**Problem to work on:** Work out the number of lines in the listing that include the string "ylabel". Reply with that number alone.

[Dataset entries on figures]
——

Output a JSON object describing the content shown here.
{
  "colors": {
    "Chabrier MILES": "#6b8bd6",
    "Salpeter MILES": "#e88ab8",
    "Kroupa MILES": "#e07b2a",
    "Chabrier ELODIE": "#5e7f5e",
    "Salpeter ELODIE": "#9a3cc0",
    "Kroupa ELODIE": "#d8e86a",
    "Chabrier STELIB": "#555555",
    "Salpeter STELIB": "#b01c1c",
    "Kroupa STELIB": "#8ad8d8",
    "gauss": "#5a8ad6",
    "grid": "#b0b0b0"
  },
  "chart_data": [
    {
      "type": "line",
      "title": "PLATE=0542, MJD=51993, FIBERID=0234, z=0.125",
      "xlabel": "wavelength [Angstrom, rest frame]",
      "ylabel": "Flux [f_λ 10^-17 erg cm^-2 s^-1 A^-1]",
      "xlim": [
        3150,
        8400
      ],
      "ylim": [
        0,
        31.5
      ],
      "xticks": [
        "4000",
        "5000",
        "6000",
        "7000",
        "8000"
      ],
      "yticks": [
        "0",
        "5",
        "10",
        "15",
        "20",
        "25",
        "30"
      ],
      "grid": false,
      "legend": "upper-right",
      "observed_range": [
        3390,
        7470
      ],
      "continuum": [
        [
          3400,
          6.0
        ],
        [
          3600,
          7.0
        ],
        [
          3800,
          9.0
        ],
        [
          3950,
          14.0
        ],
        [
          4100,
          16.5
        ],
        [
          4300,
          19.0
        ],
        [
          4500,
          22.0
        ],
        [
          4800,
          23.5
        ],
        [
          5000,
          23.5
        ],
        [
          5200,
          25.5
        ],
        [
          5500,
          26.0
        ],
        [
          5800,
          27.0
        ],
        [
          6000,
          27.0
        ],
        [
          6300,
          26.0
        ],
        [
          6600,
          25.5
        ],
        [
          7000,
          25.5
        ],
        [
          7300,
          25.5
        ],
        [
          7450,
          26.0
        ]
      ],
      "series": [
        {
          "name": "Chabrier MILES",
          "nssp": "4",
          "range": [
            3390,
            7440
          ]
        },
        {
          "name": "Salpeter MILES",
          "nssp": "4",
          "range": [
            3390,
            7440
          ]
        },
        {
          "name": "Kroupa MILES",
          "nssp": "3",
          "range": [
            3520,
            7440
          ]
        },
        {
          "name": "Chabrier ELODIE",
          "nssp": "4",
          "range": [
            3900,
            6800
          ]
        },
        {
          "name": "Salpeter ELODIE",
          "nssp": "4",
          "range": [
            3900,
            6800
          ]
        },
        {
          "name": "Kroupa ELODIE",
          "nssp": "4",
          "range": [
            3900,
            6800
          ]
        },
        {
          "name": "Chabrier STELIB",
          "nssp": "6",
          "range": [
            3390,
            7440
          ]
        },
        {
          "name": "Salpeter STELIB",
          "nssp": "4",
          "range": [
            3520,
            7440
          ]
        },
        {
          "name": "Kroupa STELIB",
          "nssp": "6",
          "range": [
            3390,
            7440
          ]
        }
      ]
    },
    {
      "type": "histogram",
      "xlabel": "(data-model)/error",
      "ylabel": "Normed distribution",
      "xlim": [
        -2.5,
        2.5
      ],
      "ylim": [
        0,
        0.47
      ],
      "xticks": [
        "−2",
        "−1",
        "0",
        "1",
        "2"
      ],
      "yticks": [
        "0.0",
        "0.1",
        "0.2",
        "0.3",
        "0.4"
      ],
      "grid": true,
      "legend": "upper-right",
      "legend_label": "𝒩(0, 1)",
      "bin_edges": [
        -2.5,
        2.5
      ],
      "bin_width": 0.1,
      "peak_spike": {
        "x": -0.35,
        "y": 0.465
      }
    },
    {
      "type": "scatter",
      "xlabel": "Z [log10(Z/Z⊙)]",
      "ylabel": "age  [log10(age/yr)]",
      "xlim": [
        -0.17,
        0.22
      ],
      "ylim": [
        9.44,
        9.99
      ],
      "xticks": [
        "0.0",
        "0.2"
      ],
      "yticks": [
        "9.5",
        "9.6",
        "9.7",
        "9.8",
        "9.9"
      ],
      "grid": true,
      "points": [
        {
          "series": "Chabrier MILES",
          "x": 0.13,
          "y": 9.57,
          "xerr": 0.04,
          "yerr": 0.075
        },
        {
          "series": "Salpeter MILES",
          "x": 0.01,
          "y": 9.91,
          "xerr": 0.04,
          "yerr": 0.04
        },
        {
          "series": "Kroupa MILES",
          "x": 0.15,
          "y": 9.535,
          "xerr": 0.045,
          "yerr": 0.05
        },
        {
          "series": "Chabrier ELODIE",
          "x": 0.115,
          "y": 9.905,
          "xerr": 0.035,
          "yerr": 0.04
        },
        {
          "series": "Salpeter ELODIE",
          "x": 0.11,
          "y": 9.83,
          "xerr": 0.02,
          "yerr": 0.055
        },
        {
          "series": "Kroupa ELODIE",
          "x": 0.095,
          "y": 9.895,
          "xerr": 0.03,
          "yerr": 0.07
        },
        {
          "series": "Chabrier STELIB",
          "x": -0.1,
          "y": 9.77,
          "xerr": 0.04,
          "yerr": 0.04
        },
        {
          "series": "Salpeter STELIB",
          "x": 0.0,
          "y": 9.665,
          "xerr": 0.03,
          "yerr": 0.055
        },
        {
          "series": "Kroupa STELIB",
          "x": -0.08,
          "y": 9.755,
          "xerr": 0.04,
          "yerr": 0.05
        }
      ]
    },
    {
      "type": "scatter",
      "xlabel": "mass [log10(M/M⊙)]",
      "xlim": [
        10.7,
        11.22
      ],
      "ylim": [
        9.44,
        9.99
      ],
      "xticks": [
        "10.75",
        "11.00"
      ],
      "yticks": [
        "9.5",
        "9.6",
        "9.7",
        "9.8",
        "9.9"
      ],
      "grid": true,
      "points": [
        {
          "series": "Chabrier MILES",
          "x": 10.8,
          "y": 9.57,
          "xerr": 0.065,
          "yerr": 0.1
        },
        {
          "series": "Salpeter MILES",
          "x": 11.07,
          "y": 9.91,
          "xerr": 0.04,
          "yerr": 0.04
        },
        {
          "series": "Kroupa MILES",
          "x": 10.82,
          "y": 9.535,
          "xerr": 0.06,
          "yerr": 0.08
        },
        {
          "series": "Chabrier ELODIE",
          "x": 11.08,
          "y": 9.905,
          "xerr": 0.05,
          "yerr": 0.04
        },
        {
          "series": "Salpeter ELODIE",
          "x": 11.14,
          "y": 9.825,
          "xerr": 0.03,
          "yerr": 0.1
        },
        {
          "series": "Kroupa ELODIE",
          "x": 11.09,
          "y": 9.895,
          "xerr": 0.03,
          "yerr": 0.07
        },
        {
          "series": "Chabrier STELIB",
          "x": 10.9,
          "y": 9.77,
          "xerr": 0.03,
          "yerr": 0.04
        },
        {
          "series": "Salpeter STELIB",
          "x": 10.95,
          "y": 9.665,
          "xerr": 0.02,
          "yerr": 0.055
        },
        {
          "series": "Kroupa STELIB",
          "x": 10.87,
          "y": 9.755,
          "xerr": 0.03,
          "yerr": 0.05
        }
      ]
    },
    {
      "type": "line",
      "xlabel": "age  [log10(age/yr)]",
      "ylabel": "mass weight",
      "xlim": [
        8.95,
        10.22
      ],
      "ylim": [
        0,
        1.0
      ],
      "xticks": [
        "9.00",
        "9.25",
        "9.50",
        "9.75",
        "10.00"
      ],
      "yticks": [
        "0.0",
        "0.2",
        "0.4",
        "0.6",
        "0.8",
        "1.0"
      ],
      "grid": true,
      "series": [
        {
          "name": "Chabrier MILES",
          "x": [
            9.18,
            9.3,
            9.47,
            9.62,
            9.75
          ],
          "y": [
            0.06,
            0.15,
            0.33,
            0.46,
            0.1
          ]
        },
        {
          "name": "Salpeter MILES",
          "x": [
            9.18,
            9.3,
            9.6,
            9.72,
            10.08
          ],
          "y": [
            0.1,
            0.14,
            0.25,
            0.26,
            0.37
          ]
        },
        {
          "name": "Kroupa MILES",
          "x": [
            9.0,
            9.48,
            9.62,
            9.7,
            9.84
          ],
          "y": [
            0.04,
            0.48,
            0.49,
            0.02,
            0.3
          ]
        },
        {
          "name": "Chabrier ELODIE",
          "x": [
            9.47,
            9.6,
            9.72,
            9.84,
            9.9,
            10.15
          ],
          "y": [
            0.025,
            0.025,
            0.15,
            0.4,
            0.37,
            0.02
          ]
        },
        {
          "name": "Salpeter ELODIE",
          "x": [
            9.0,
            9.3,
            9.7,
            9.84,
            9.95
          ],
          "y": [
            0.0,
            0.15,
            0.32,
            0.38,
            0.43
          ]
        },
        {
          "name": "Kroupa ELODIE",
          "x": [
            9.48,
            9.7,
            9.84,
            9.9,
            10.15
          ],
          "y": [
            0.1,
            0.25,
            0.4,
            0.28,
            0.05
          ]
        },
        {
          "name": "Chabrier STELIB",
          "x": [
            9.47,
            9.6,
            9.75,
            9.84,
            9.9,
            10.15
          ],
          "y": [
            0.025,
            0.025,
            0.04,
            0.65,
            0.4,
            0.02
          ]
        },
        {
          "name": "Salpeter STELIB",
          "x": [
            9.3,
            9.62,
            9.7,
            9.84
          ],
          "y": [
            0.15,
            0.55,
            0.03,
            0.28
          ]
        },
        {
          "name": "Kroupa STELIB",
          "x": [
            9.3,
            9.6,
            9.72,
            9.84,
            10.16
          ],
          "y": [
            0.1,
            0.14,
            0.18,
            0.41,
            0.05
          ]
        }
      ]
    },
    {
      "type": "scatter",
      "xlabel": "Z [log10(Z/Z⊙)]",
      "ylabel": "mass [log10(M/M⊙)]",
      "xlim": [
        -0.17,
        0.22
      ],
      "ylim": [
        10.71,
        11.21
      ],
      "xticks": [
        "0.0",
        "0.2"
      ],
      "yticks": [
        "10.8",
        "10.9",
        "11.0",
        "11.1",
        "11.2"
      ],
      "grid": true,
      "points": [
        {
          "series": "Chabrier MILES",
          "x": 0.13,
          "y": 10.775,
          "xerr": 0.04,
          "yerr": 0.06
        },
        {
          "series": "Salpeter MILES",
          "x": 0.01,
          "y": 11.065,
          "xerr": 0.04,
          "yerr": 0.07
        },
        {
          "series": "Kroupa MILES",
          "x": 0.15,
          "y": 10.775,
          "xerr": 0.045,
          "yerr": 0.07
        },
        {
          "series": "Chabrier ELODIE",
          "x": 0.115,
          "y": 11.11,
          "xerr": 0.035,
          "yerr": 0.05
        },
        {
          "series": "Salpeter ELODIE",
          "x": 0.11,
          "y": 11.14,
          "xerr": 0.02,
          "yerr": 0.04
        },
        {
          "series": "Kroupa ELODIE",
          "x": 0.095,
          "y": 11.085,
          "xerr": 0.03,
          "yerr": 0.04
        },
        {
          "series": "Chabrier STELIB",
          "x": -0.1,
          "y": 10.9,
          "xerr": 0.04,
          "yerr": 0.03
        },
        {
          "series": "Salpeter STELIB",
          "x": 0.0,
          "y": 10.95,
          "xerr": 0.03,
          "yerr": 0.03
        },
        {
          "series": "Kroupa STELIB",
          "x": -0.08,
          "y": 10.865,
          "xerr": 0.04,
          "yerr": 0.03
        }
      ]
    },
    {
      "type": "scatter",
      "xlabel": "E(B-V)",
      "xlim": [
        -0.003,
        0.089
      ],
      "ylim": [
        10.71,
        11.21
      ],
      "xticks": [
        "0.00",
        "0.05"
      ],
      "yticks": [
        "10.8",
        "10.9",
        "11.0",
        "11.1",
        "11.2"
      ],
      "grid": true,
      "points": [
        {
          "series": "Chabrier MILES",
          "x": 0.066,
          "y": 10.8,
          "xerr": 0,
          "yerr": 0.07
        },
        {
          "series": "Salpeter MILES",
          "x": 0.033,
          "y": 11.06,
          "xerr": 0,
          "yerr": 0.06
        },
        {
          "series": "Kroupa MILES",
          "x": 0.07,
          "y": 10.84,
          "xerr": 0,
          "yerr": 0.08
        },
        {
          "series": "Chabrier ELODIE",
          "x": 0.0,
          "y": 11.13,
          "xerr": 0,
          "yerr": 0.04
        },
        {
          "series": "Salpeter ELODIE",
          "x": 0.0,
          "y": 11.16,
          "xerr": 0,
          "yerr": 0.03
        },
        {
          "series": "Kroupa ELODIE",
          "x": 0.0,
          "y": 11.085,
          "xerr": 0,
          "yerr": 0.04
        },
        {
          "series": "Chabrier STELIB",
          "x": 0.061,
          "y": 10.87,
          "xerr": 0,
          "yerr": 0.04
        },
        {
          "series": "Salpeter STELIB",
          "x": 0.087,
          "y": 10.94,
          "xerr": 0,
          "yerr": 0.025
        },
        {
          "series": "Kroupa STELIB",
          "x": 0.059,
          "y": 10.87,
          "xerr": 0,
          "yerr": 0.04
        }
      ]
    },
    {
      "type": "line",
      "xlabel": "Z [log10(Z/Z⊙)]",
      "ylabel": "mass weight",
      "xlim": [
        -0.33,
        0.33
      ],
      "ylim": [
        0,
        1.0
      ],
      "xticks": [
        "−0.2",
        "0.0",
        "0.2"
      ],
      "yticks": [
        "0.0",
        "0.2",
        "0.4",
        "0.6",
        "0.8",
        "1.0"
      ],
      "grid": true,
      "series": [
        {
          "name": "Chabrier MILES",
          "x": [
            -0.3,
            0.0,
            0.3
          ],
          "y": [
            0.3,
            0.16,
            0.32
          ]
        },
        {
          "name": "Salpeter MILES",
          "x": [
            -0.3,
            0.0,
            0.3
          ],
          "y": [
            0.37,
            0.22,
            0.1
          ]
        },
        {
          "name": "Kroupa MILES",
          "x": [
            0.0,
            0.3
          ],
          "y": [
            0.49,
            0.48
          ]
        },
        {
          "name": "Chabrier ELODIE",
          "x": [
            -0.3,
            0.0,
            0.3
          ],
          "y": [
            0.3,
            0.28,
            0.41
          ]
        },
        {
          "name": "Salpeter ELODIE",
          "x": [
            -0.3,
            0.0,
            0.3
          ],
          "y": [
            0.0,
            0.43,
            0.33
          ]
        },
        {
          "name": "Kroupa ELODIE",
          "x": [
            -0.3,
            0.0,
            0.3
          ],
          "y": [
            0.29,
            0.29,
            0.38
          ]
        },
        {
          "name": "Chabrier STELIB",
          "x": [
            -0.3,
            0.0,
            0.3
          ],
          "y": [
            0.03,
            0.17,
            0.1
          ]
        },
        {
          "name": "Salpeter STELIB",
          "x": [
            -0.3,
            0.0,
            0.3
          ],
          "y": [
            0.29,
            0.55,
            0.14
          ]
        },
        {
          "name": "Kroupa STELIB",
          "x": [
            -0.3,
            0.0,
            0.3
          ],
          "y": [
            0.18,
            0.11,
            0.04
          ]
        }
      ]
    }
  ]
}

——

**Full response:** 6